- **GOAL**: Read the text on ballet in New York and decide whether each statement agrees with it. 1. The writer saw two New York City Ballet performances and two American Ballet Theatre performances. 2. Hallelujah Junction was choreographed by Gianna Reisen. 3. The Exchange was set to music by John Adams. Answer yes or no for each, quoting the text's deciding words.

- **EXCERPT TO READ**:

Ballet in New York

In a kind of battle of the bands spanning Lincoln Center Plaza, the New York City Ballet and American Ballet Theatre both had their spring seasons running at nearly the same time during the past few weeks. I attended four of these performances—two at NYCB, two at ABT—and while ballet still seems to be a functioning art form in this city, none of the four programs was classifiable as a complete success.

I think the most pertinent thing I can say about the first NYCB program is that I’ve already forgotten three out of the four ballets. Hallelujah Junction, choreographed by Peter Martins to music by John Adams, was predictably tedious; I figured the live piano music (played by Cameron Grant and Alan Moverman) would be the best part of it, and I was right. Gianna Reisen’s Judah, also to Adams, was marginally better, as was Matthew Neenan’s The Exchange (to music by Dvorak), but I will be just as happy if I never see either again.

- **INFORMATION SUPPLIED**:
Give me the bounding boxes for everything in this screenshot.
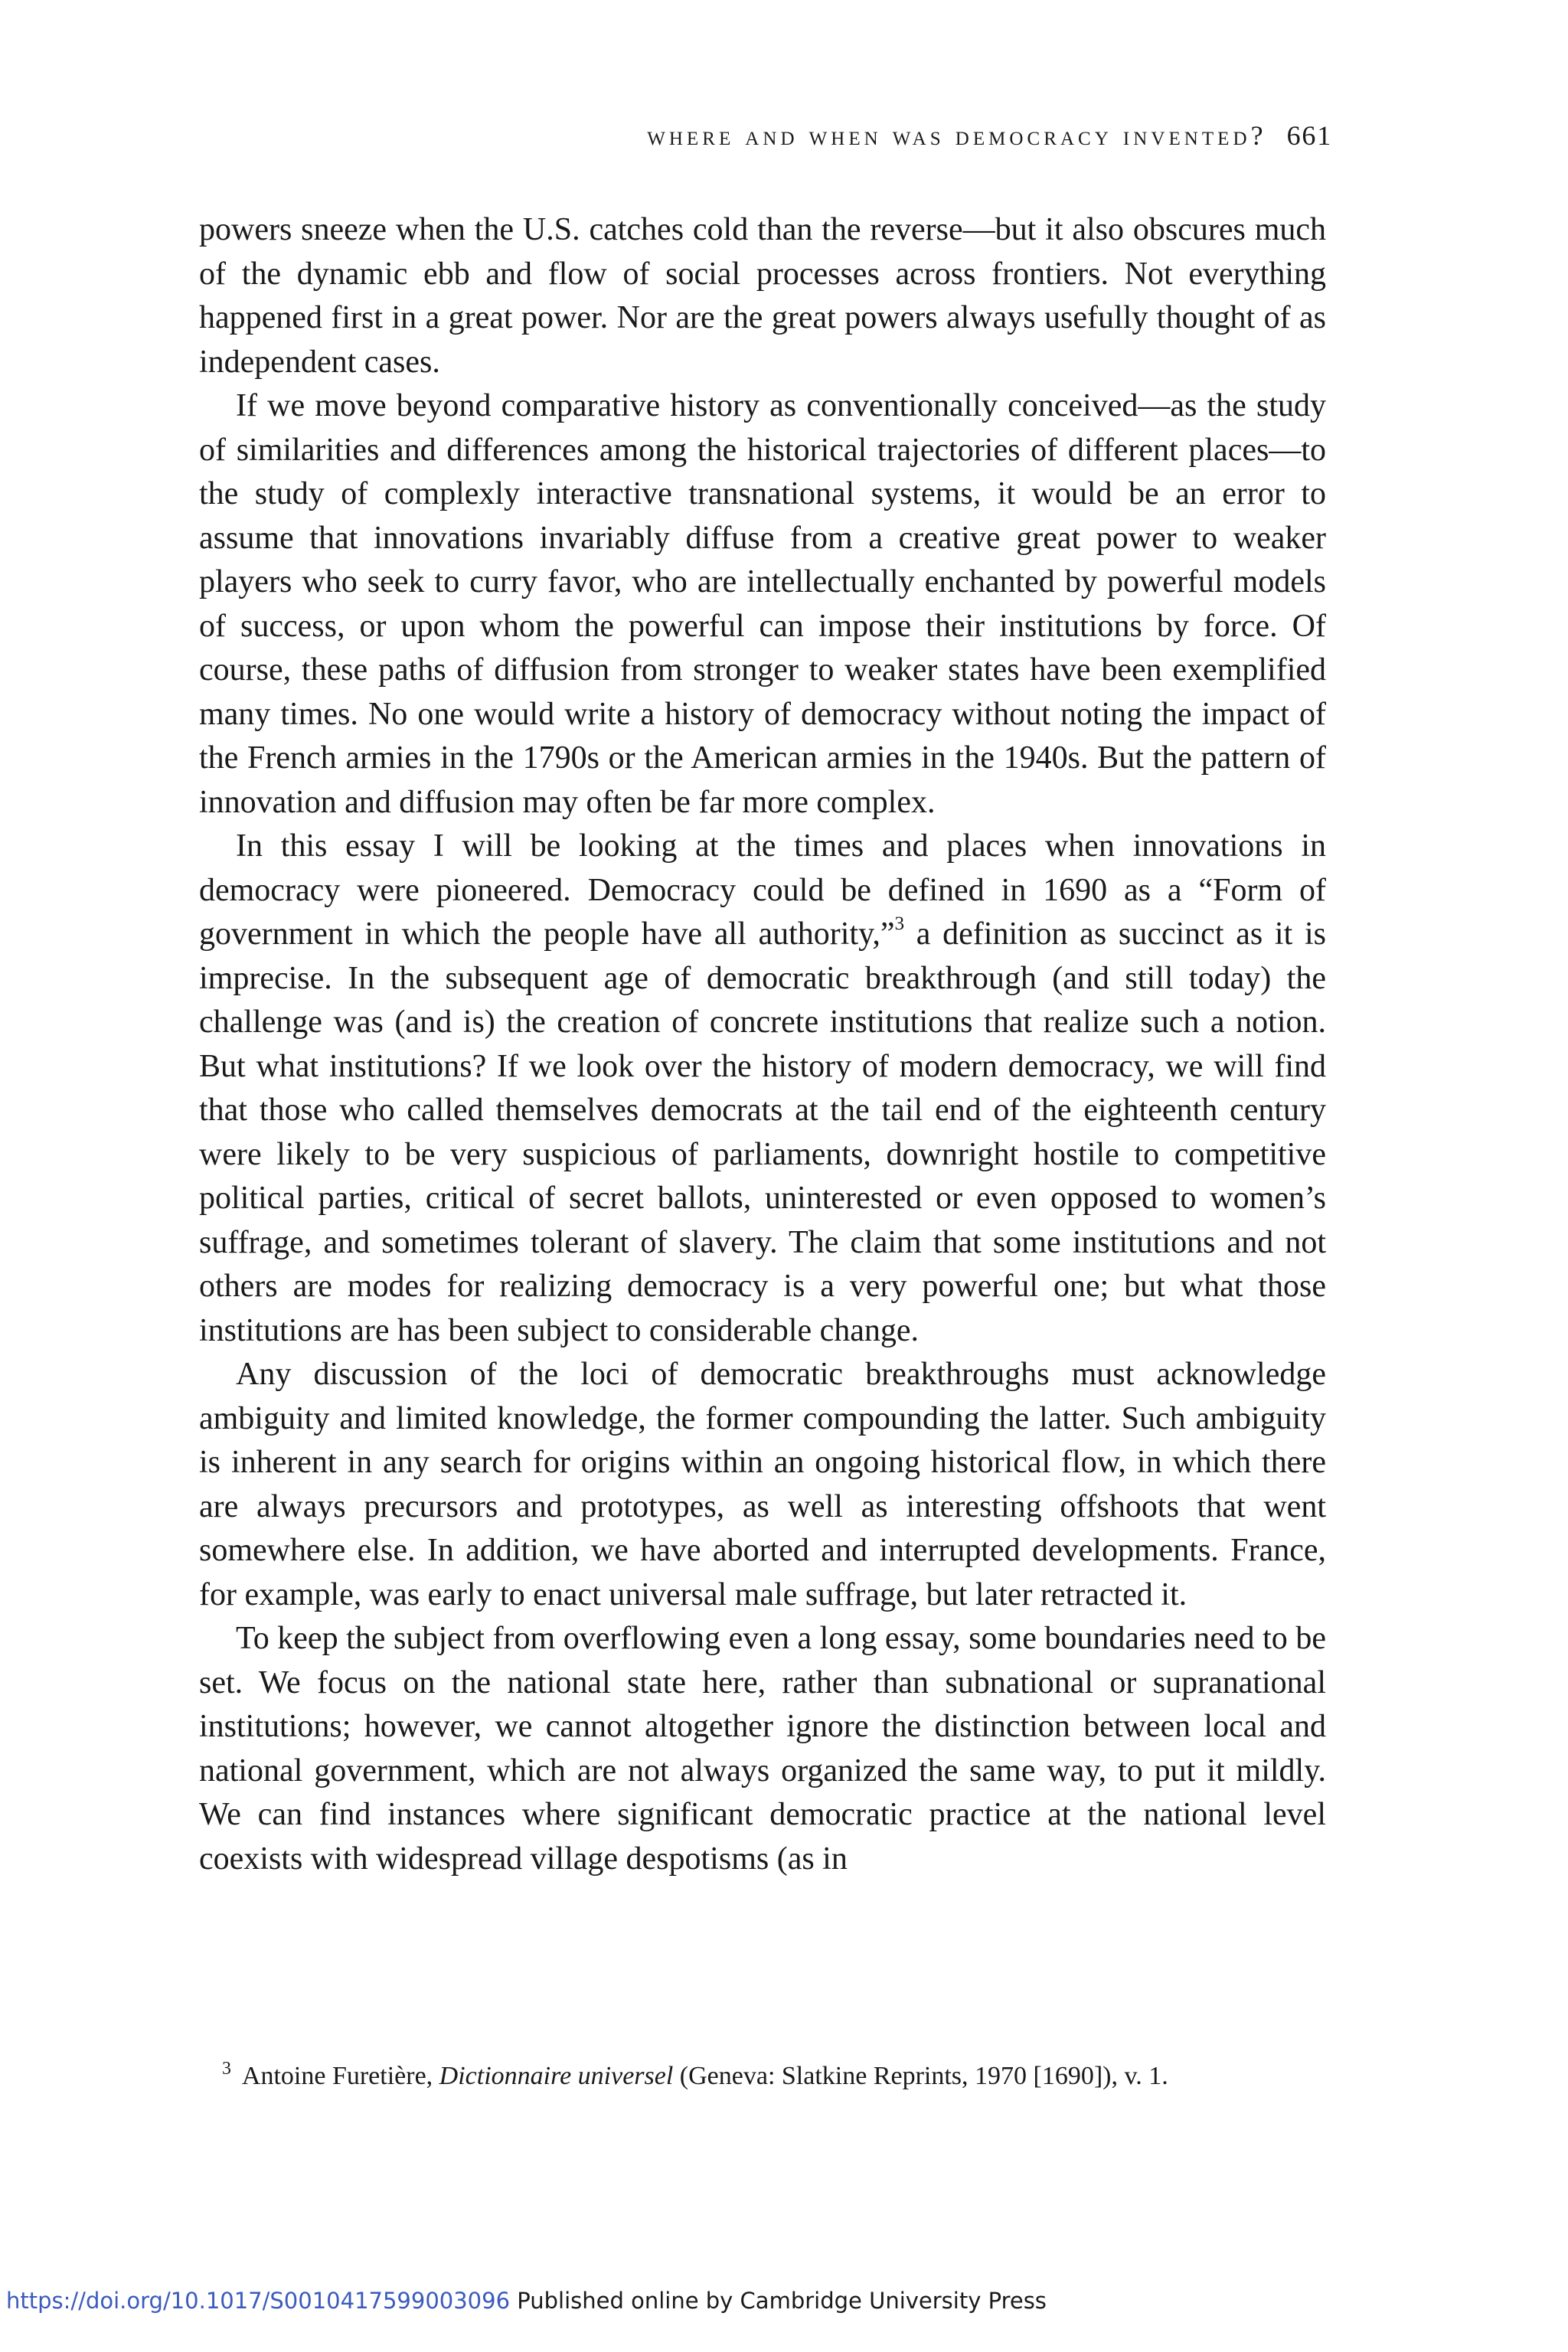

- **FULL OUTPUT**:
1. Yes: "two at NYCB, two at ABT"
2. No: "Hallelujah Junction, choreographed by Peter Martins"
3. No: "Matthew Neenan’s The Exchange (to music by Dvorak)"